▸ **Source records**

- - - - -

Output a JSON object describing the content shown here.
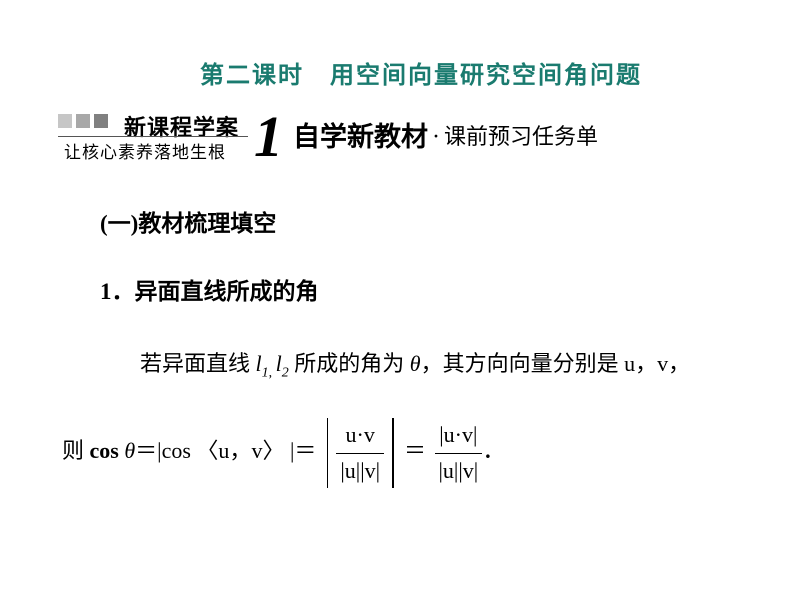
{
  "colors": {
    "title": "#1a7b6f",
    "body": "#000000",
    "stripe1": "#c6c6c6",
    "stripe2": "#a8a8a8",
    "stripe3": "#808080"
  },
  "title": "第二课时　用空间向量研究空间角问题",
  "banner": {
    "top_text": "新课程学案",
    "bottom_text": "让核心素养落地生根",
    "number": "1",
    "main": "自学新教材",
    "sub": "课前预习任务单"
  },
  "section_one": {
    "open": "(",
    "label": "一",
    "close": ")",
    "text": "教材梳理填空"
  },
  "section_two": {
    "num": "1．",
    "text": "异面直线所成的角"
  },
  "paragraph": {
    "p1_a": "若异面直线 ",
    "l1": "l",
    "s1": "1",
    "comma_sub": ", ",
    "l2": "l",
    "s2": "2",
    "p1_b": " 所成的角为 ",
    "theta": "θ",
    "p1_c": "，其方向向量分别是 ",
    "u": "u",
    "p1_d": "，",
    "v": "v",
    "p1_e": "，",
    "p2_a": "则 ",
    "cos": "cos ",
    "eq": "＝",
    "pipe": "|",
    "angle_open": "〈",
    "angle_close": "〉",
    "dot": "·",
    "period": "."
  },
  "typography": {
    "title_fontsize": 24,
    "banner_number_fontsize": 58,
    "banner_main_fontsize": 27,
    "body_fontsize": 22
  }
}
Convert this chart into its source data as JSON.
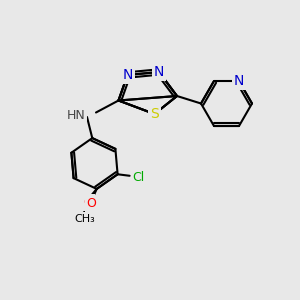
{
  "bg_color": "#e8e8e8",
  "bond_color": "#000000",
  "bond_width": 1.5,
  "atom_colors": {
    "N": "#0000cc",
    "S": "#cccc00",
    "Cl": "#00aa00",
    "O": "#ff0000",
    "C": "#000000",
    "H": "#444444",
    "NH": "#444444"
  },
  "font_size": 9,
  "fig_size": [
    3.0,
    3.0
  ],
  "dpi": 100
}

- - - - -

▸ **EXERCISE INSTRUCTIONS**
Print all the records again exactly; do not include any picture.

▸ **COMPLETE ANSWER**
Output a JSON object describing the content shown here.
{
  "colors": {
    "title": "#1a7b6f",
    "body": "#000000",
    "stripe1": "#c6c6c6",
    "stripe2": "#a8a8a8",
    "stripe3": "#808080"
  },
  "title": "第二课时　用空间向量研究空间角问题",
  "banner": {
    "top_text": "新课程学案",
    "bottom_text": "让核心素养落地生根",
    "number": "1",
    "main": "自学新教材",
    "sub": "课前预习任务单"
  },
  "section_one": {
    "open": "(",
    "label": "一",
    "close": ")",
    "text": "教材梳理填空"
  },
  "section_two": {
    "num": "1．",
    "text": "异面直线所成的角"
  },
  "paragraph": {
    "p1_a": "若异面直线 ",
    "l1": "l",
    "s1": "1",
    "comma_sub": ", ",
    "l2": "l",
    "s2": "2",
    "p1_b": " 所成的角为 ",
    "theta": "θ",
    "p1_c": "，其方向向量分别是 ",
    "u": "u",
    "p1_d": "，",
    "v": "v",
    "p1_e": "，",
    "p2_a": "则 ",
    "cos": "cos ",
    "eq": "＝",
    "pipe": "|",
    "angle_open": "〈",
    "angle_close": "〉",
    "dot": "·",
    "period": "."
  },
  "typography": {
    "title_fontsize": 24,
    "banner_number_fontsize": 58,
    "banner_main_fontsize": 27,
    "body_fontsize": 22
  }
}
Convert this chart into its source data as JSON.
{
  "bg_color": "#e8e8e8",
  "bond_color": "#000000",
  "bond_width": 1.5,
  "atom_colors": {
    "N": "#0000cc",
    "S": "#cccc00",
    "Cl": "#00aa00",
    "O": "#ff0000",
    "C": "#000000",
    "H": "#444444",
    "NH": "#444444"
  },
  "font_size": 9,
  "fig_size": [
    3.0,
    3.0
  ],
  "dpi": 100
}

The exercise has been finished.